■ **ENTRIES SUPPLIED**
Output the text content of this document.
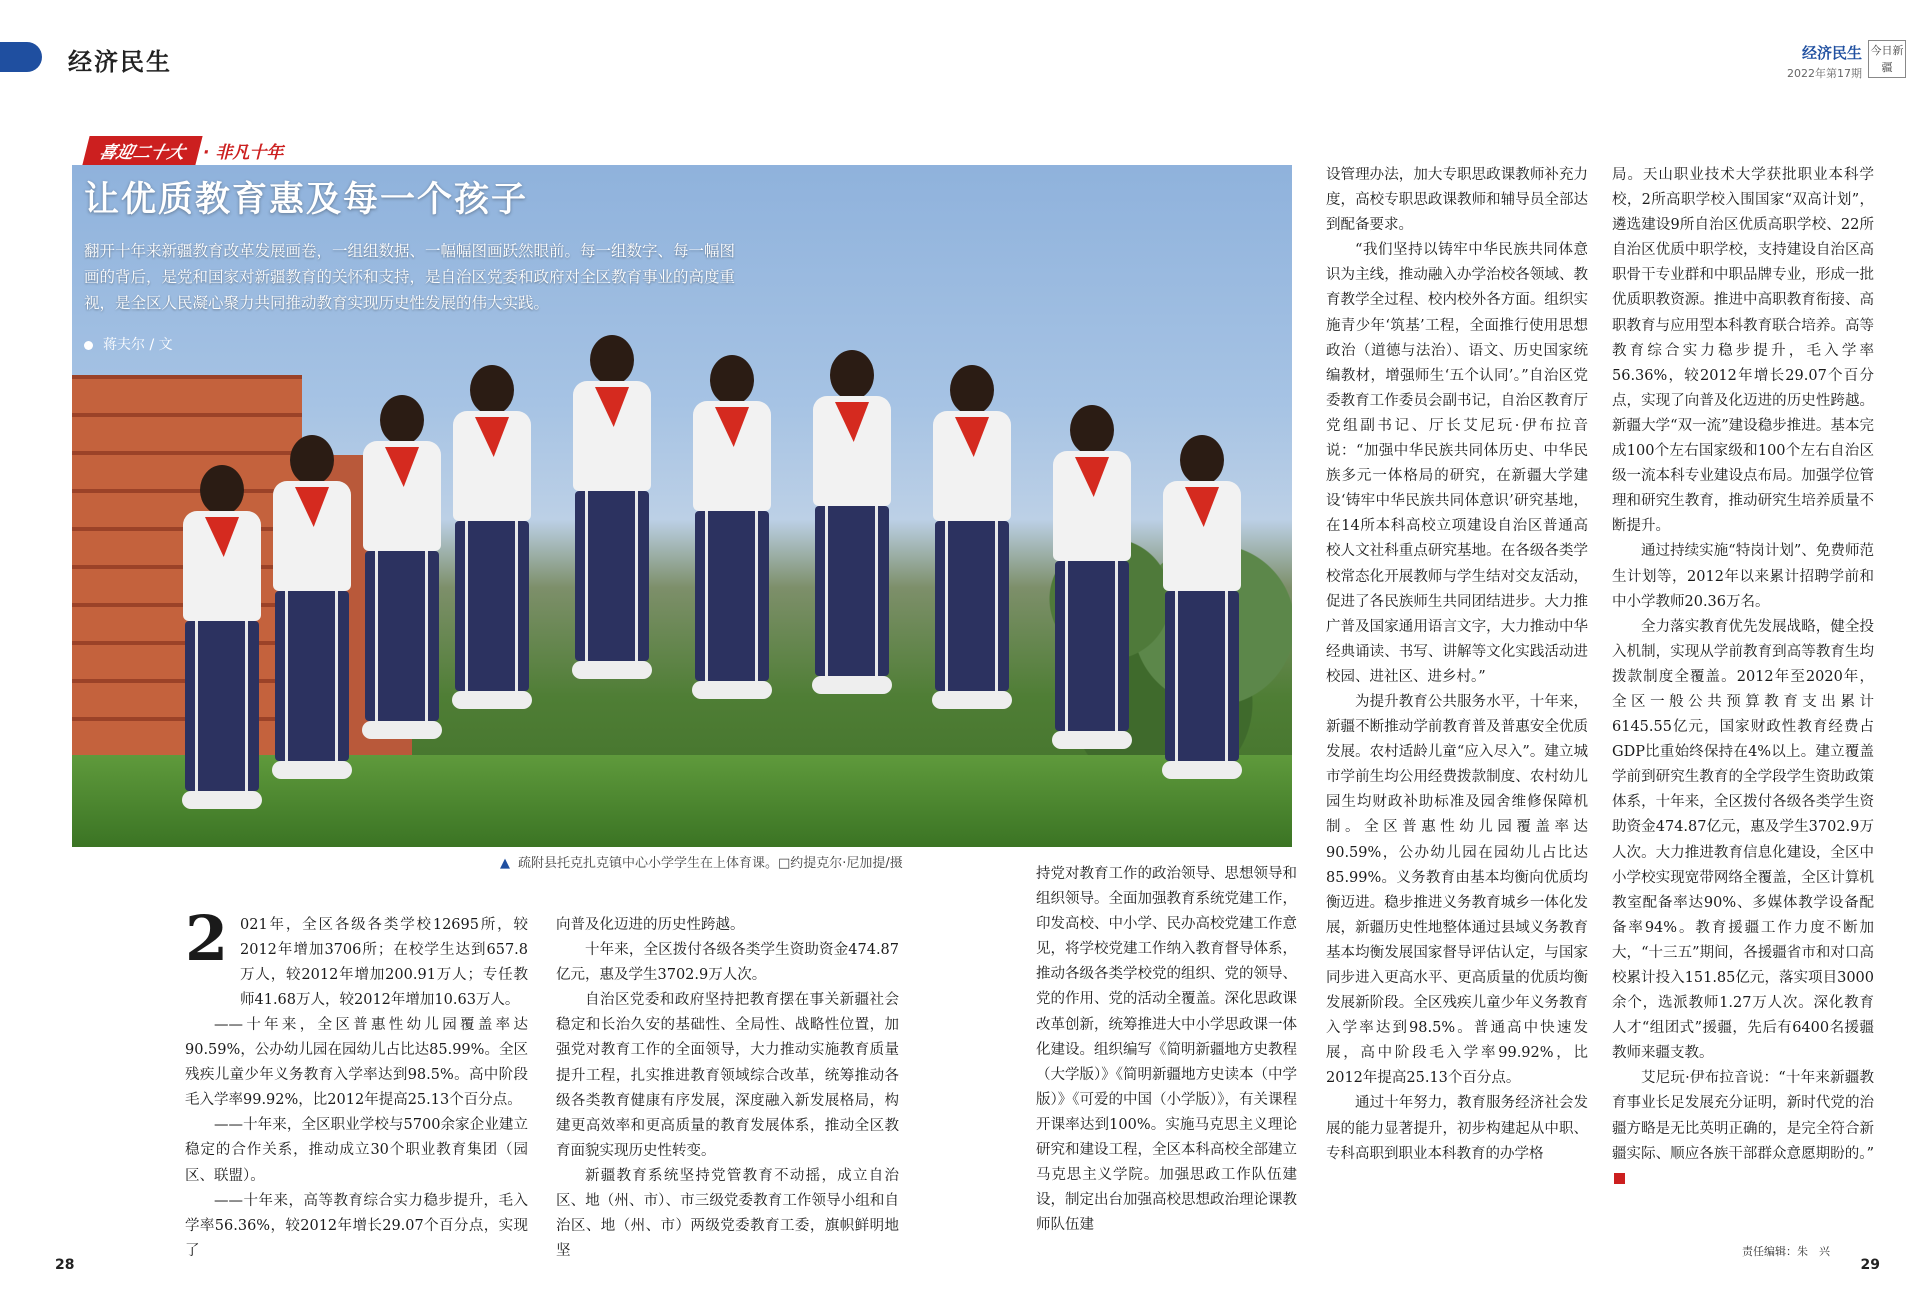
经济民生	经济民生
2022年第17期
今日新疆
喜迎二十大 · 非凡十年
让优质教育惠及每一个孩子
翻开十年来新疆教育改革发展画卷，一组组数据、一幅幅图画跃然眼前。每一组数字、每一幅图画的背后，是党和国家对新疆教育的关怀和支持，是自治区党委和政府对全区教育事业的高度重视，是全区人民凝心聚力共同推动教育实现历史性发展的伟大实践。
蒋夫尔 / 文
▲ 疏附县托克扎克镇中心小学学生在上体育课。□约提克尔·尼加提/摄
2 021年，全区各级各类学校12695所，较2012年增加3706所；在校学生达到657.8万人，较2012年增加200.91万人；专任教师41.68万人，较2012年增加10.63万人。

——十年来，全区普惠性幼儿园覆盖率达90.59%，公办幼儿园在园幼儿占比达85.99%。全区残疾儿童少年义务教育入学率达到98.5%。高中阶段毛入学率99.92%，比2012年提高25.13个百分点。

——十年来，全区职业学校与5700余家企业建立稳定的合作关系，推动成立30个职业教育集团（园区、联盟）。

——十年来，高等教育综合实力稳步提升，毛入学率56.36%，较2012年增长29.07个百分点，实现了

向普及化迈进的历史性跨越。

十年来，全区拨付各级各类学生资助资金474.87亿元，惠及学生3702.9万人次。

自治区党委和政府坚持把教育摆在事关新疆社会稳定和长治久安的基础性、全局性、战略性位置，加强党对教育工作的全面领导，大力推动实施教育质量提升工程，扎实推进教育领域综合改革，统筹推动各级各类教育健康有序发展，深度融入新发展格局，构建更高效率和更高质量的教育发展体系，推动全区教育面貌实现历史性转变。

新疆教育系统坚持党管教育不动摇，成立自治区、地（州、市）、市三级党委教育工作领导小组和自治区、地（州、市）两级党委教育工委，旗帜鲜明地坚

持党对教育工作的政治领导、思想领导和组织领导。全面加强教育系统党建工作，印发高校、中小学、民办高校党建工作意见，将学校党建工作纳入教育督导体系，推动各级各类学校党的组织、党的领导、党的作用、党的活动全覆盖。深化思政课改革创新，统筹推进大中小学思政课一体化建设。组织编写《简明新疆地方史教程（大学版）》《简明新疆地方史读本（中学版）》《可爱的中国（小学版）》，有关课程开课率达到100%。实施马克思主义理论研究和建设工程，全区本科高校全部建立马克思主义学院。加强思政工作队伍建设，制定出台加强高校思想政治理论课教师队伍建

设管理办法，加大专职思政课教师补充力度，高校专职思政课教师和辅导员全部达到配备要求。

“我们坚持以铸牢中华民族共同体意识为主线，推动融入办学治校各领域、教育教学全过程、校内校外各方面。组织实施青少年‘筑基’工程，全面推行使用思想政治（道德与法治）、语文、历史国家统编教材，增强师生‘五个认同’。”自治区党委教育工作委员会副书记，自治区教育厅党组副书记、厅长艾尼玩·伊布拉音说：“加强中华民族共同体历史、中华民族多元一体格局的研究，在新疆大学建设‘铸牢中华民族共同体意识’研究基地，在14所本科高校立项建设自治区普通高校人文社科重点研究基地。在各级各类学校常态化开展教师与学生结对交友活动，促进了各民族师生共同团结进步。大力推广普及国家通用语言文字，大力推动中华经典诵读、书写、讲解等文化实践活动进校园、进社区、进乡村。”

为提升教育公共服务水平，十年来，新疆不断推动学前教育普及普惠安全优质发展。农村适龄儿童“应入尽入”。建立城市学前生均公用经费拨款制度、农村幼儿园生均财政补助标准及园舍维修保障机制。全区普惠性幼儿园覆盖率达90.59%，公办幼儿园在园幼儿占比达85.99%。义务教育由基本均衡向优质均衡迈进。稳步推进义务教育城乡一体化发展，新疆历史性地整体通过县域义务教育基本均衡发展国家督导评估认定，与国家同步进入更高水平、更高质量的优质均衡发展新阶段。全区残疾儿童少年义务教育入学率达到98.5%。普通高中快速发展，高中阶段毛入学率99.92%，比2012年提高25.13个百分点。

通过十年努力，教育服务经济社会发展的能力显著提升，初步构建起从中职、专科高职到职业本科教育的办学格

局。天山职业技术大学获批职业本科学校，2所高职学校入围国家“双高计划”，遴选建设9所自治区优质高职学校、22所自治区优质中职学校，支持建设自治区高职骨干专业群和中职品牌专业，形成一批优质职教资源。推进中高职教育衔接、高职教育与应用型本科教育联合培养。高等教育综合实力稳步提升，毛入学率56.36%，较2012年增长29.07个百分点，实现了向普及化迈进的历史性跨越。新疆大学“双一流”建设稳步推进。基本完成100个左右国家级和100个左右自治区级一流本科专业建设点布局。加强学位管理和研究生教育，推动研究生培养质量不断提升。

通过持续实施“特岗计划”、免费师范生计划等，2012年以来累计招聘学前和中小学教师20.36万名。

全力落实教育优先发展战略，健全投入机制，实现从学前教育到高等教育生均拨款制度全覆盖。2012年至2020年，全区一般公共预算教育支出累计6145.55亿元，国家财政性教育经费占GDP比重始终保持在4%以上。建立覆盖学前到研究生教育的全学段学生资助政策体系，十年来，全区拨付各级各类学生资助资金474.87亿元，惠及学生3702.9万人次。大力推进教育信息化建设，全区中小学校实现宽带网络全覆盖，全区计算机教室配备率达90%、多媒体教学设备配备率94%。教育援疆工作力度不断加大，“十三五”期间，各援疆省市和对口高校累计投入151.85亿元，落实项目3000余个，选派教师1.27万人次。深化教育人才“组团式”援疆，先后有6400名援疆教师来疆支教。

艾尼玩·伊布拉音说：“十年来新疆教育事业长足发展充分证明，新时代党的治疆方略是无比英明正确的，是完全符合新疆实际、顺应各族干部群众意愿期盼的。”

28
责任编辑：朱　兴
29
--
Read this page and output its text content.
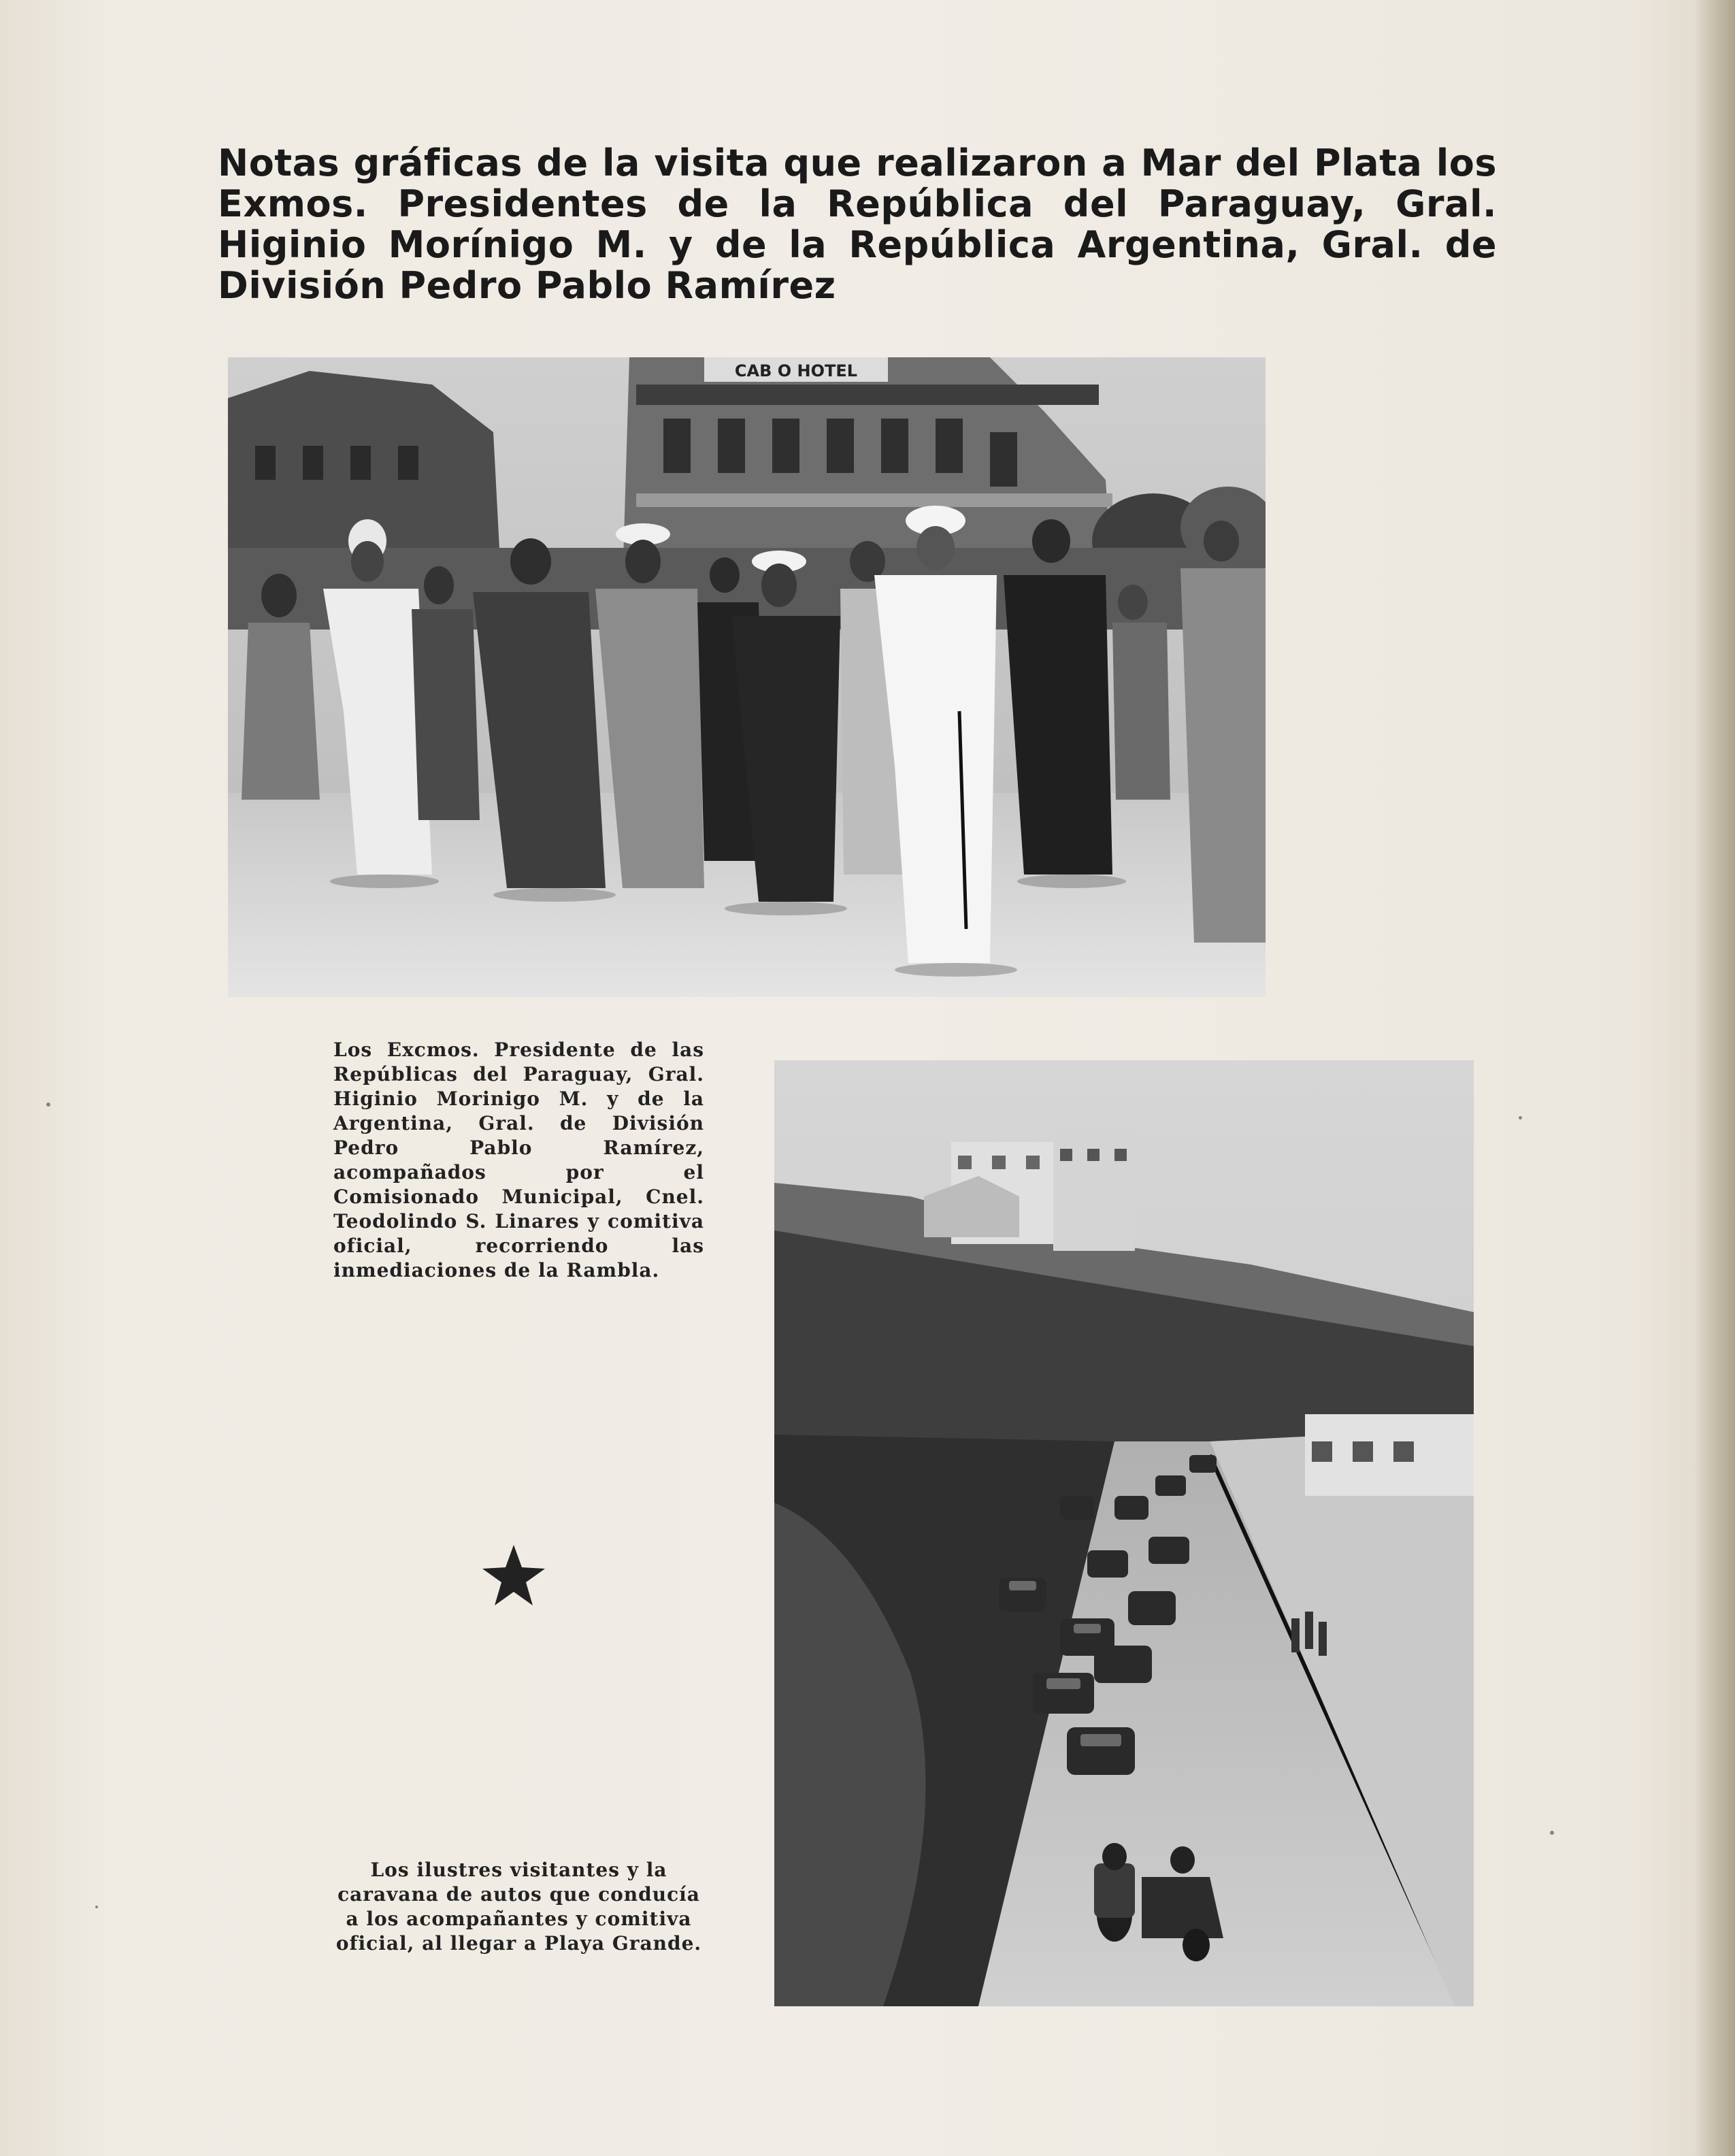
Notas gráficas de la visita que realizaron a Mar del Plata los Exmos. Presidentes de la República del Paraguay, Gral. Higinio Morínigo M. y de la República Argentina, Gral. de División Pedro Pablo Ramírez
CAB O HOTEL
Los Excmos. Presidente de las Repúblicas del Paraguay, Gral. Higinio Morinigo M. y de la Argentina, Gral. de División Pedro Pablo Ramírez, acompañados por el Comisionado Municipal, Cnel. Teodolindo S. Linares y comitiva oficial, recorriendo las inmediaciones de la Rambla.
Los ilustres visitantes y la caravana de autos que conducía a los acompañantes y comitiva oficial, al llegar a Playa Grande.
...
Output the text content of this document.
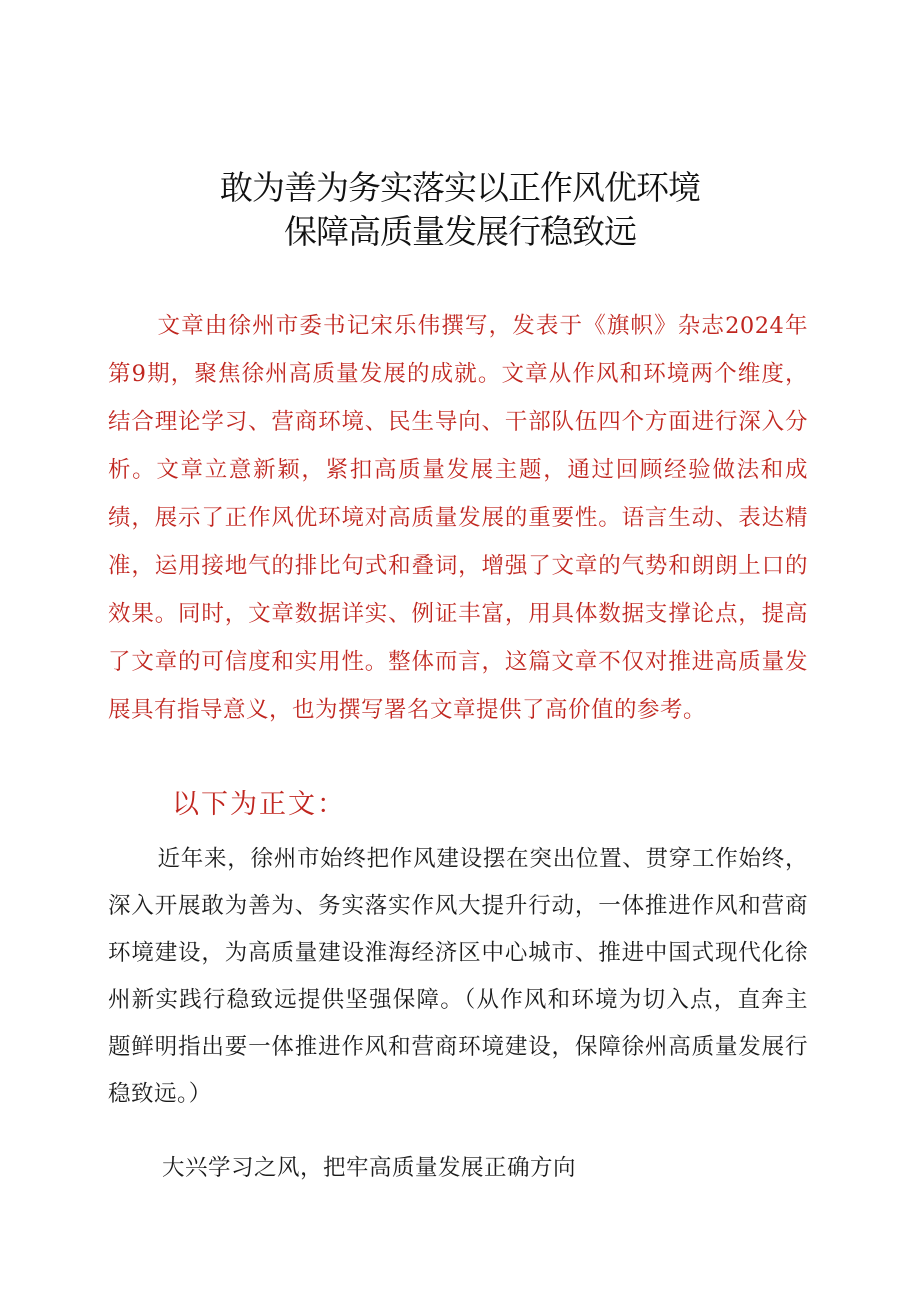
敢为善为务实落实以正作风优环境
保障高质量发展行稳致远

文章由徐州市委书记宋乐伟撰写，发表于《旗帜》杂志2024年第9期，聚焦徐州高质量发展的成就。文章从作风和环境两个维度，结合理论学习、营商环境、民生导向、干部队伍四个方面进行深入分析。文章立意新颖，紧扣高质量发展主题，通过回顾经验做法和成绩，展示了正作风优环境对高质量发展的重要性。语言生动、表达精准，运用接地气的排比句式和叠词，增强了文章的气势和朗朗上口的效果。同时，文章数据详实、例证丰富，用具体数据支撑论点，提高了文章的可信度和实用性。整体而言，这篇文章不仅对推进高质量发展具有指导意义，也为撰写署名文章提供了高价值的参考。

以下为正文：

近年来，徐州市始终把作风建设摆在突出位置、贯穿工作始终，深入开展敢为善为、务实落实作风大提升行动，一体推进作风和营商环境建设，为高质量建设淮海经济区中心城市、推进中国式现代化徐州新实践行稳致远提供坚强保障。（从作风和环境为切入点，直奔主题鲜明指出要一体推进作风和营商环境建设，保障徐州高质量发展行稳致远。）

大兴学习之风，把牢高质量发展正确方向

■ **WHAT TO WORK ON**
In the records above, find each line with the word "Gral" and copy it.

■ **WRITTEN SOLUTION**
Notas gráficas de la visita que realizaron a Mar del Plata los Exmos. Presidentes de la República del Paraguay, Gral. Higinio Morínigo M. y de la República Argentina, Gral. de División Pedro Pablo Ramírez
Los Excmos. Presidente de las Repúblicas del Paraguay, Gral. Higinio Morinigo M. y de la Argentina, Gral. de División Pedro Pablo Ramírez, acompañados por el Comisionado Municipal, Cnel. Teodolindo S. Linares y comitiva oficial, recorriendo las inmediaciones de la Rambla.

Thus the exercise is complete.